[START DATA PROVIDED]

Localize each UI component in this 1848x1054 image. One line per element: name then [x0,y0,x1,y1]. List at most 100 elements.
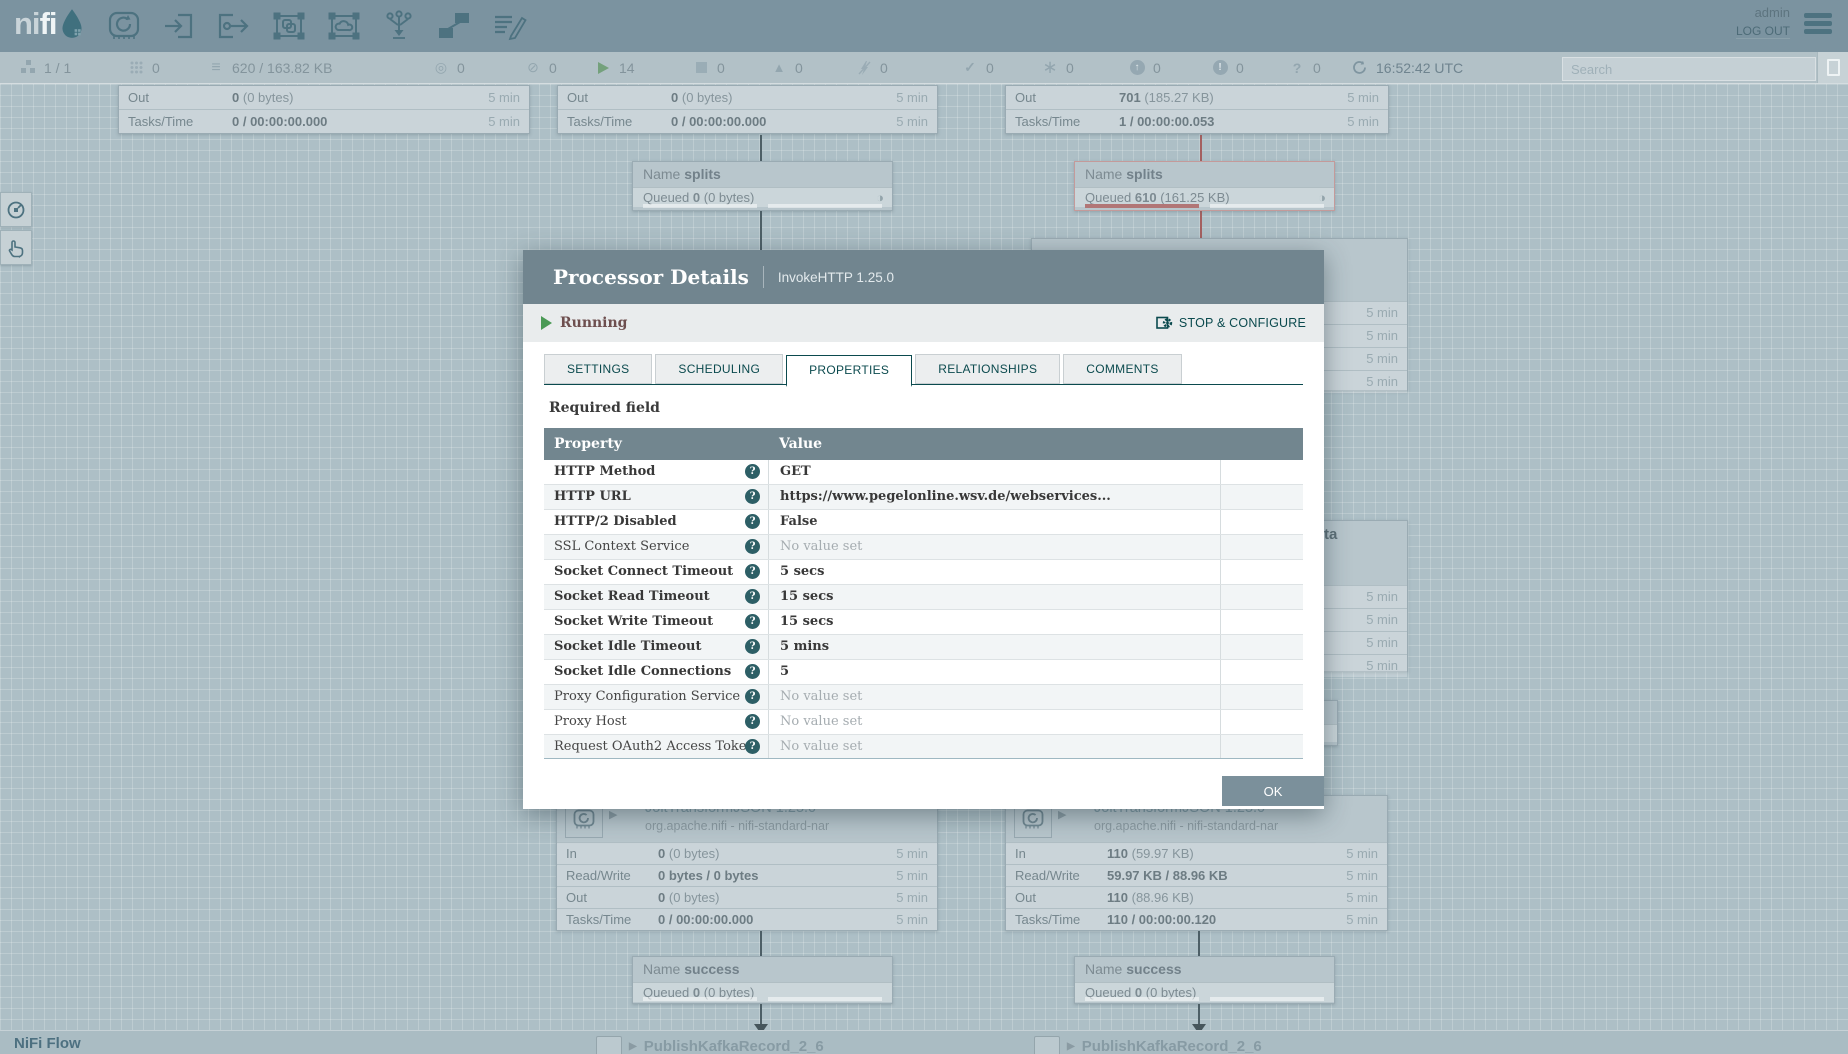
help-icon[interactable]: ? [745,739,760,754]
stale-up-arrow-icon: ↑ [1129,60,1145,75]
stat-row: Out0 (0 bytes)5 min [558,86,937,109]
warning-triangle-icon: ▲ [771,60,787,75]
processor-jolt-right[interactable]: ▶ JoltTransformJSON 1.25.0 org.apache.ni… [1005,795,1388,931]
not-transmitting-icon: ⊘ [525,59,541,76]
connection-name: Name splits [633,162,892,187]
hand-pointer-icon [7,238,25,258]
help-icon[interactable]: ? [745,664,760,679]
dialog-body: SETTINGSSCHEDULINGPROPERTIESRELATIONSHIP… [523,342,1324,759]
run-status-label: Running [560,315,627,331]
check-icon: ✓ [962,59,978,76]
stat-row: Tasks/Time110 / 00:00:00.1205 min [1006,908,1387,930]
queue-size-bar [1210,204,1324,208]
remote-process-group-icon[interactable] [325,8,363,44]
navigate-palette-button[interactable] [0,192,32,227]
input-port-icon[interactable] [160,8,198,44]
breadcrumb[interactable]: NiFi Flow [14,1035,81,1052]
tab-scheduling[interactable]: SCHEDULING [655,354,783,384]
column-value: Value [768,428,1303,460]
stat-row: Out0 (0 bytes)5 min [119,86,529,109]
processor-type-name: PublishKafkaRecord_2_6 [644,1038,824,1054]
caret-icon: ▶ [1067,1041,1075,1052]
caret-icon: ▶ [609,808,617,821]
help-icon[interactable]: ? [745,564,760,579]
help-icon[interactable]: ? [745,514,760,529]
connection-label-success-right[interactable]: Name success Queued 0 (0 bytes) [1074,956,1335,1004]
tab-properties[interactable]: PROPERTIES [786,355,912,387]
stat-row: Tasks/Time1 / 00:00:00.0535 min [1006,109,1388,133]
stopped-status: 0 [693,60,771,76]
stop-and-configure-button[interactable]: STOP & CONFIGURE [1156,315,1306,331]
queue-count-bar [643,997,757,1001]
process-group-icon[interactable] [270,8,308,44]
nifi-app: nifi [0,0,1848,1054]
processor-icon[interactable] [105,8,143,44]
connection-label-splits-left[interactable]: Name splits Queued 0 (0 bytes) ◑ [632,161,893,211]
top-toolbar: nifi [0,0,1848,52]
question-icon: ? [1289,60,1305,76]
not-transmitting-status: ⊘ 0 [525,59,595,76]
queue-count-bar [1085,997,1199,1001]
cluster-icon [20,60,36,75]
last-refreshed-time: 16:52:42 UTC [1376,60,1463,76]
processor-bundle: org.apache.nifi - nifi-standard-nar [645,819,829,833]
table-row: Proxy Configuration Service?No value set [544,685,1303,710]
operate-palette-button[interactable] [0,230,32,265]
refresh-icon[interactable] [1351,60,1367,75]
flag-icon[interactable] [1817,52,1848,83]
locally-modified-status: ∗ 0 [1042,57,1129,78]
funnel-icon[interactable] [380,8,418,44]
search-input[interactable] [1562,57,1816,81]
logout-link[interactable]: LOG OUT [1736,24,1790,39]
column-property: Property [544,428,768,460]
table-row: HTTP/2 Disabled?False [544,510,1303,535]
label-icon[interactable] [490,8,528,44]
global-menu-icon[interactable] [1804,13,1832,37]
tab-comments[interactable]: COMMENTS [1063,354,1181,384]
processor-stats-top-mid[interactable]: Out0 (0 bytes)5 min Tasks/Time0 / 00:00:… [557,85,938,134]
stat-row: In0 (0 bytes)5 min [557,842,937,864]
cluster-status: 1 / 1 [20,60,128,76]
table-scroll-area[interactable]: HTTP Method?GET HTTP URL?https://www.peg… [544,460,1303,759]
help-icon[interactable]: ? [745,689,760,704]
user-block: admin LOG OUT [1736,5,1790,40]
sync-failure-status: ? 0 [1289,60,1351,76]
running-status: 14 [595,60,693,76]
queued-status: ≡ 620 / 163.82 KB [208,59,433,77]
disabled-bolt-icon [856,61,872,75]
caret-icon: ▶ [629,1041,637,1052]
help-icon[interactable]: ? [745,489,760,504]
template-icon[interactable] [435,8,473,44]
processor-jolt-left[interactable]: ▶ JoltTransformJSON 1.25.0 org.apache.ni… [556,795,938,931]
help-icon[interactable]: ? [745,589,760,604]
processor-kafka-right[interactable]: ▶ PublishKafkaRecord_2_6 [1034,1036,1262,1054]
up-to-date-status: ✓ 0 [962,59,1042,76]
queue-size-bar [768,204,882,208]
processor-kafka-left[interactable]: ▶ PublishKafkaRecord_2_6 [596,1036,824,1054]
processor-stats-top-right[interactable]: Out701 (185.27 KB)5 min Tasks/Time1 / 00… [1005,85,1389,134]
stat-row: Tasks/Time0 / 00:00:00.0005 min [557,908,937,930]
stat-row: Read/Write59.97 KB / 88.96 KB5 min [1006,864,1387,886]
ok-button[interactable]: OK [1222,776,1324,806]
help-icon[interactable]: ? [745,614,760,629]
processor-name-fragment: ta [1324,526,1337,543]
help-icon[interactable]: ? [745,639,760,654]
table-row: Socket Idle Timeout?5 mins [544,635,1303,660]
help-icon[interactable]: ? [745,464,760,479]
connection-name: Name success [1075,957,1334,982]
queue-count-bar [1085,204,1199,208]
tab-relationships[interactable]: RELATIONSHIPS [915,354,1060,384]
processor-details-dialog: Processor Details InvokeHTTP 1.25.0 Runn… [523,250,1324,809]
processor-stats-top-left[interactable]: Out0 (0 bytes)5 min Tasks/Time0 / 00:00:… [118,85,530,134]
help-icon[interactable]: ? [745,714,760,729]
dialog-subtitle: InvokeHTTP 1.25.0 [778,270,894,285]
nifi-logo: nifi [14,6,85,42]
help-icon[interactable]: ? [745,539,760,554]
connection-label-splits-right[interactable]: Name splits Queued 610 (161.25 KB) ◑ [1074,161,1335,211]
dialog-status-bar: Running STOP & CONFIGURE [523,304,1324,342]
tab-settings[interactable]: SETTINGS [544,354,652,384]
output-port-icon[interactable] [215,8,253,44]
connection-label-success-left[interactable]: Name success Queued 0 (0 bytes) [632,956,893,1004]
table-row: HTTP URL?https://www.pegelonline.wsv.de/… [544,485,1303,510]
droplet-icon [59,6,85,42]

[END DATA PROVIDED]

PROBLEM DESCRIPTION. Please pull out every line in the records above that contains the string "connection".

RESULT OF THE TASK.
connection-name: Name splits [633,162,892,187]
connection-label-success-right[interactable]: Name success Queued 0 (0 bytes) [1074,956,1335,1004]
connection-label-splits-left[interactable]: Name splits Queued 0 (0 bytes) ◑ [632,161,893,211]
connection-name: Name success [1075,957,1334,982]
connection-label-splits-right[interactable]: Name splits Queued 610 (161.25 KB) ◑ [1074,161,1335,211]
connection-label-success-left[interactable]: Name success Queued 0 (0 bytes) [632,956,893,1004]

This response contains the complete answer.